>> START Exercise material

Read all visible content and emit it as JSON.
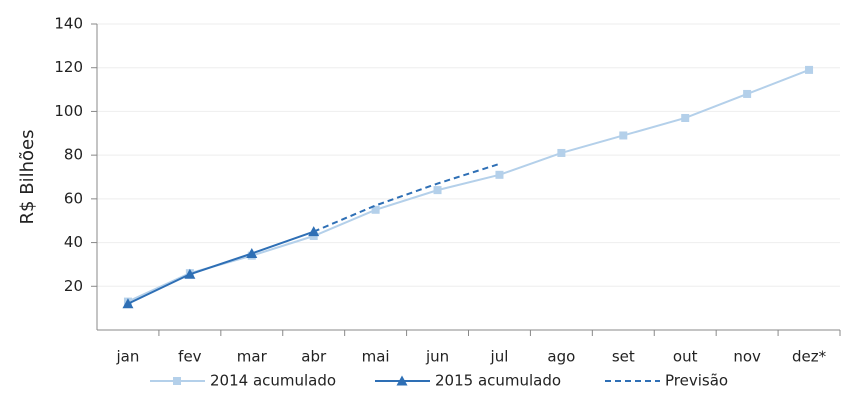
{
  "chart_data": {
    "type": "line",
    "y_label": "R$ Bilhões",
    "categories": [
      "jan",
      "fev",
      "mar",
      "abr",
      "mai",
      "jun",
      "jul",
      "ago",
      "set",
      "out",
      "nov",
      "dez*"
    ],
    "series": [
      {
        "name": "2014 acumulado",
        "color": "#b4d0ea",
        "marker": "square",
        "dash": false,
        "values": [
          13,
          26,
          34,
          43,
          55,
          64,
          71,
          81,
          89,
          97,
          108,
          119
        ]
      },
      {
        "name": "2015 acumulado",
        "color": "#2e6fb5",
        "marker": "triangle",
        "dash": false,
        "values": [
          12,
          25.5,
          35,
          45,
          null,
          null,
          null,
          null,
          null,
          null,
          null,
          null
        ]
      },
      {
        "name": "Previsão",
        "color": "#2e6fb5",
        "marker": "none",
        "dash": true,
        "values": [
          null,
          null,
          null,
          45,
          57,
          67,
          76,
          null,
          null,
          null,
          null,
          null
        ]
      }
    ],
    "ylim": [
      0,
      140
    ],
    "yticks": [
      20,
      40,
      60,
      80,
      100,
      120,
      140
    ],
    "grid": true
  }
}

>> END Exercise material

▸ **Problem statement**:
Output each line exactly; omit every picture.

▸ **Task output**:
Read all visible content and emit it as JSON.
{
  "chart_data": {
    "type": "line",
    "y_label": "R$ Bilhões",
    "categories": [
      "jan",
      "fev",
      "mar",
      "abr",
      "mai",
      "jun",
      "jul",
      "ago",
      "set",
      "out",
      "nov",
      "dez*"
    ],
    "series": [
      {
        "name": "2014 acumulado",
        "color": "#b4d0ea",
        "marker": "square",
        "dash": false,
        "values": [
          13,
          26,
          34,
          43,
          55,
          64,
          71,
          81,
          89,
          97,
          108,
          119
        ]
      },
      {
        "name": "2015 acumulado",
        "color": "#2e6fb5",
        "marker": "triangle",
        "dash": false,
        "values": [
          12,
          25.5,
          35,
          45,
          null,
          null,
          null,
          null,
          null,
          null,
          null,
          null
        ]
      },
      {
        "name": "Previsão",
        "color": "#2e6fb5",
        "marker": "none",
        "dash": true,
        "values": [
          null,
          null,
          null,
          45,
          57,
          67,
          76,
          null,
          null,
          null,
          null,
          null
        ]
      }
    ],
    "ylim": [
      0,
      140
    ],
    "yticks": [
      20,
      40,
      60,
      80,
      100,
      120,
      140
    ],
    "grid": true
  }
}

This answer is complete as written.